### SET PROBLEM
Return the count of lines with the string "this" in them, and nothing else.
— Start of RAW DATA —
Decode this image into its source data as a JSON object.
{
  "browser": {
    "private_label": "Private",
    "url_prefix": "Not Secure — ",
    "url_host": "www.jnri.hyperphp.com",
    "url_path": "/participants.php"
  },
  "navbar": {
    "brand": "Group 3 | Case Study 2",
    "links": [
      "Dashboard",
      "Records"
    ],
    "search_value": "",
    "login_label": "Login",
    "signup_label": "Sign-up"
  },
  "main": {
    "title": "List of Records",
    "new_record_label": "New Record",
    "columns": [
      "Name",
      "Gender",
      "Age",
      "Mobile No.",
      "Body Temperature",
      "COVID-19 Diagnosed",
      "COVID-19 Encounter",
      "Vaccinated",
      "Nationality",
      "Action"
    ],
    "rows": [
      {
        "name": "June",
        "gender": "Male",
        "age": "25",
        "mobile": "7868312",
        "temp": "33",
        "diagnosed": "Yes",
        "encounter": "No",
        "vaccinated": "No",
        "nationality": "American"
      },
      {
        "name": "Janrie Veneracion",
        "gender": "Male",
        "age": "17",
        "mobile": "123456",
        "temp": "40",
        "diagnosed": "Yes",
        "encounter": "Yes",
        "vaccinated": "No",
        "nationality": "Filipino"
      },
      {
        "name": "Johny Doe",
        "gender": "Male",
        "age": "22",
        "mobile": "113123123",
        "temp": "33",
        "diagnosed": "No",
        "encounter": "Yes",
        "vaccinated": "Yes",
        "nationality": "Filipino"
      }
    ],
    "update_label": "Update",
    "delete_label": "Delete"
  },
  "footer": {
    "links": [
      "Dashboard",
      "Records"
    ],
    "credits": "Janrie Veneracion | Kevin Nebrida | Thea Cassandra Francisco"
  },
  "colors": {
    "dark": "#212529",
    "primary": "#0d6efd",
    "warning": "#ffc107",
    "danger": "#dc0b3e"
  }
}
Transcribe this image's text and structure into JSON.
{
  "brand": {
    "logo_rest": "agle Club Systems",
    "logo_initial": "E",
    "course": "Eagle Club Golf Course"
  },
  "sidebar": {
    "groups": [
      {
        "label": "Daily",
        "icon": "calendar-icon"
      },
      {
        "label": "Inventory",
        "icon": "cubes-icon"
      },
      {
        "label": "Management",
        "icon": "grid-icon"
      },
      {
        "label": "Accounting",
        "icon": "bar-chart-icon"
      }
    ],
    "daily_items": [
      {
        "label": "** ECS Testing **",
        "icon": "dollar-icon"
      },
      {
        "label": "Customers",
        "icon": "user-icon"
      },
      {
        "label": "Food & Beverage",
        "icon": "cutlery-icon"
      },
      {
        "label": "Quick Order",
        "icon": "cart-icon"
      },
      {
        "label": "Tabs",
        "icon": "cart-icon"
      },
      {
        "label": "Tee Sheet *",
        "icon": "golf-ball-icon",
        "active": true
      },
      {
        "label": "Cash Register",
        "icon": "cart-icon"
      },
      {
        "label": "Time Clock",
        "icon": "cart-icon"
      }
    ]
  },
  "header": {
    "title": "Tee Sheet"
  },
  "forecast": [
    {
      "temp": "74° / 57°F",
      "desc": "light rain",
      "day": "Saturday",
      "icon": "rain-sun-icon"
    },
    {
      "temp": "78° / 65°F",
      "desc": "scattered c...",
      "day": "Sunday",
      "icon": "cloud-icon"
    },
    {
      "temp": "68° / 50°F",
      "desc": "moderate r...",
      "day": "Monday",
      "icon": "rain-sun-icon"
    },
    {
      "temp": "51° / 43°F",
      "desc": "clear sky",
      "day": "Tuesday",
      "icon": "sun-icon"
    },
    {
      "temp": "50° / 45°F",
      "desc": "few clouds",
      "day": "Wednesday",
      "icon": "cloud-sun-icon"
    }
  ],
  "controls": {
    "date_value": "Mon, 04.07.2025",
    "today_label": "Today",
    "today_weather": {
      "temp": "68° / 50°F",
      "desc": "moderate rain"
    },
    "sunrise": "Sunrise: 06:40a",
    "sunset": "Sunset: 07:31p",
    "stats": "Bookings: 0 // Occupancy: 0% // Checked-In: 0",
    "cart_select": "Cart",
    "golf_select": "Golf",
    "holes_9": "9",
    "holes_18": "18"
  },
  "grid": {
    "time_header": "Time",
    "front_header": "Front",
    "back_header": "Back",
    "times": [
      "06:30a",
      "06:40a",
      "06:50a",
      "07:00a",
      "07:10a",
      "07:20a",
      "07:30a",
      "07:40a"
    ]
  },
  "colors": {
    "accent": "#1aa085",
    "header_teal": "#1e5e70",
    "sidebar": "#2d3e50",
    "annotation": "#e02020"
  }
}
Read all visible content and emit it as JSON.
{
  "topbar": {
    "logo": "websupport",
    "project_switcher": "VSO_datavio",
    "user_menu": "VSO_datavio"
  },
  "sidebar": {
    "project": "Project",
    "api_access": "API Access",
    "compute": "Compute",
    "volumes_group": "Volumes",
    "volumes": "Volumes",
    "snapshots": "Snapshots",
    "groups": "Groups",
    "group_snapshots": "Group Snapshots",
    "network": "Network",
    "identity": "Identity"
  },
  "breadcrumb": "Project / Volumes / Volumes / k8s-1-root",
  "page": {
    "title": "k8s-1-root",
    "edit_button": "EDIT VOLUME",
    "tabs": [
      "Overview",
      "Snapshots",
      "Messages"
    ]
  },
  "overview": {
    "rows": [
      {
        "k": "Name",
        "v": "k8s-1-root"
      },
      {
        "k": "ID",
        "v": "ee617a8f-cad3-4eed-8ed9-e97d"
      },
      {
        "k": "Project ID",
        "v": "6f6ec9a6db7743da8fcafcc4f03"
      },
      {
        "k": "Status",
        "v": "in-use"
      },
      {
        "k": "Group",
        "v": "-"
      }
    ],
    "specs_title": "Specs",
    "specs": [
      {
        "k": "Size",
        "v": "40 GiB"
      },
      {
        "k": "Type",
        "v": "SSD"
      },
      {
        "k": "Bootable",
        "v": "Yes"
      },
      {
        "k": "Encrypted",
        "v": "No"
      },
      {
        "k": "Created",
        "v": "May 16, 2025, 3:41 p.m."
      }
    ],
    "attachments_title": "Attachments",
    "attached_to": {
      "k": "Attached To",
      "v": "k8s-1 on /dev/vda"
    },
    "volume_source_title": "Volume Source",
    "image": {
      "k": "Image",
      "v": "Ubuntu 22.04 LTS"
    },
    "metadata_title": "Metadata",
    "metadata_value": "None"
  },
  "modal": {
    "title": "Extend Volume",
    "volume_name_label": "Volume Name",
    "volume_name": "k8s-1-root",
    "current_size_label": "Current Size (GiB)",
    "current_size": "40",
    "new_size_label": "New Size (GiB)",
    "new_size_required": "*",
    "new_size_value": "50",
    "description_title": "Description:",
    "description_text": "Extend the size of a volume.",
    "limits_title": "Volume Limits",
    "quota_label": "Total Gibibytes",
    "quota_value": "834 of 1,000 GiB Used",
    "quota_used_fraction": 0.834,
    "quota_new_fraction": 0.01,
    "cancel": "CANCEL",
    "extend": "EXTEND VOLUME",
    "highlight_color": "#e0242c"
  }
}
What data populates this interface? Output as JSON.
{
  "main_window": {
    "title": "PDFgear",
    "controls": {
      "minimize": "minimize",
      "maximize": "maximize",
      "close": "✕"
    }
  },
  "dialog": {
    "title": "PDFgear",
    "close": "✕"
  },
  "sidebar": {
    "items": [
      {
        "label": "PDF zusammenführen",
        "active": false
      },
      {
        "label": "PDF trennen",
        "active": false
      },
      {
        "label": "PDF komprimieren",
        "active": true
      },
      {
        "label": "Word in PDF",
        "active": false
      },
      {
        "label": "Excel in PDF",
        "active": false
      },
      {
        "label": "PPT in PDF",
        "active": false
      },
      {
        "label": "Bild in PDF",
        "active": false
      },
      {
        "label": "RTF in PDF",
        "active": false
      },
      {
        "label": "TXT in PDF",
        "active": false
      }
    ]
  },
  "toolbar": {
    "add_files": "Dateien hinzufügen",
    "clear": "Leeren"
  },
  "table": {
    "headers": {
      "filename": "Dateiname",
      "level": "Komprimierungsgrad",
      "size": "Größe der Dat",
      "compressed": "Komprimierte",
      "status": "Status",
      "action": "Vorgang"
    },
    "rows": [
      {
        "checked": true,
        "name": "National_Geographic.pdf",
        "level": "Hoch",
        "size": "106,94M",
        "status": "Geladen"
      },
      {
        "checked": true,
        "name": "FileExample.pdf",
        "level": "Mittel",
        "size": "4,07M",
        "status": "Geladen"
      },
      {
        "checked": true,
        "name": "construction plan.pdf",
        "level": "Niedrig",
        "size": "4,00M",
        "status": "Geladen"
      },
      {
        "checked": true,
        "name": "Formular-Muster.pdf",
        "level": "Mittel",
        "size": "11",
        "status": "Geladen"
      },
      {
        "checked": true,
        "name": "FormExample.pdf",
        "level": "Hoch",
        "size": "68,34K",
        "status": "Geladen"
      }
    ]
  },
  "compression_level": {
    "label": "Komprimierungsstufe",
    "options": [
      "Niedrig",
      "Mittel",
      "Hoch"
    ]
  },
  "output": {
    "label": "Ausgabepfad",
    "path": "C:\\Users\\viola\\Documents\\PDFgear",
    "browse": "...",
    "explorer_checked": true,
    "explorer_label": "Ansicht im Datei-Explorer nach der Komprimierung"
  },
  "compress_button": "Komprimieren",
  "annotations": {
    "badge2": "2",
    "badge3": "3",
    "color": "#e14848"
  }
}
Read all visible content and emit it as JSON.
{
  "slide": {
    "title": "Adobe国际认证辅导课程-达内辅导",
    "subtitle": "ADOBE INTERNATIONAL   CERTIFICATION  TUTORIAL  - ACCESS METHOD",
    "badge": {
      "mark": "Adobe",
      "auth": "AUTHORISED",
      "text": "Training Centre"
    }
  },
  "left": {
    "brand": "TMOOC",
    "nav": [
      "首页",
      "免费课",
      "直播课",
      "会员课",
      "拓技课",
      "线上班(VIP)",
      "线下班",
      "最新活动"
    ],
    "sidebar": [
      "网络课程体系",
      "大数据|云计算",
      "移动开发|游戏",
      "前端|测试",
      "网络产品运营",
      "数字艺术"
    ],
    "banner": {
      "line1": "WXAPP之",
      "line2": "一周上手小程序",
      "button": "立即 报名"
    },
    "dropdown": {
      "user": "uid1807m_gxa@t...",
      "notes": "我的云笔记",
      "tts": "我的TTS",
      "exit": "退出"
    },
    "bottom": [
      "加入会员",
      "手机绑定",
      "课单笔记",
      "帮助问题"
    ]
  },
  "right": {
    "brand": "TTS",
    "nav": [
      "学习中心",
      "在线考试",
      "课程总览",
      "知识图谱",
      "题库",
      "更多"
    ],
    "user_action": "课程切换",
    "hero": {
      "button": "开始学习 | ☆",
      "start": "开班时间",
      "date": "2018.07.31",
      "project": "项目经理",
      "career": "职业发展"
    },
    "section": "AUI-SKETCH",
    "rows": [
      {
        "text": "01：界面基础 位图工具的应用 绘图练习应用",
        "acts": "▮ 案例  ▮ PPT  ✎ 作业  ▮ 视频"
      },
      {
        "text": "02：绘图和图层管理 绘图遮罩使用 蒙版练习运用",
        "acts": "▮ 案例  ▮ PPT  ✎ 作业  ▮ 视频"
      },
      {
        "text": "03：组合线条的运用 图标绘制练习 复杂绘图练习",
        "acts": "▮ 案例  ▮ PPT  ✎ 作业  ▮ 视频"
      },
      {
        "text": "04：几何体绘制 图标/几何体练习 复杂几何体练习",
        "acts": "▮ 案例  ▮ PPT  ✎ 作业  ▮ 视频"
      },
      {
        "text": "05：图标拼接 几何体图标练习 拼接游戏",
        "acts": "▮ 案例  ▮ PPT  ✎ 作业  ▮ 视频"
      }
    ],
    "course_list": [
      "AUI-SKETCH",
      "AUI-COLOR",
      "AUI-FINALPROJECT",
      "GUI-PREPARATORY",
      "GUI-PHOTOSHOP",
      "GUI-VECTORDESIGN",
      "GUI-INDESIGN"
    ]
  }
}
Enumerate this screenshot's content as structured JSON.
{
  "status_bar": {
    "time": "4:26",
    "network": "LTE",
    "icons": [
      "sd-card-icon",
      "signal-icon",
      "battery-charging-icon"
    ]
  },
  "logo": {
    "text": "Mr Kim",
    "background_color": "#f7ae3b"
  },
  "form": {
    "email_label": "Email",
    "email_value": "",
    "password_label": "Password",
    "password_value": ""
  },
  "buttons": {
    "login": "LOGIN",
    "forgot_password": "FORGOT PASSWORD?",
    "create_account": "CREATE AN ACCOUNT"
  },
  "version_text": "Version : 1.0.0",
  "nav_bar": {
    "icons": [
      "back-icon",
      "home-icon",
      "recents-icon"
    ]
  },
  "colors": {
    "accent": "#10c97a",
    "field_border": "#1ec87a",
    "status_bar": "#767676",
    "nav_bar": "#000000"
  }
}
— End of RAW DATA —
### WORKED SOLUTION
4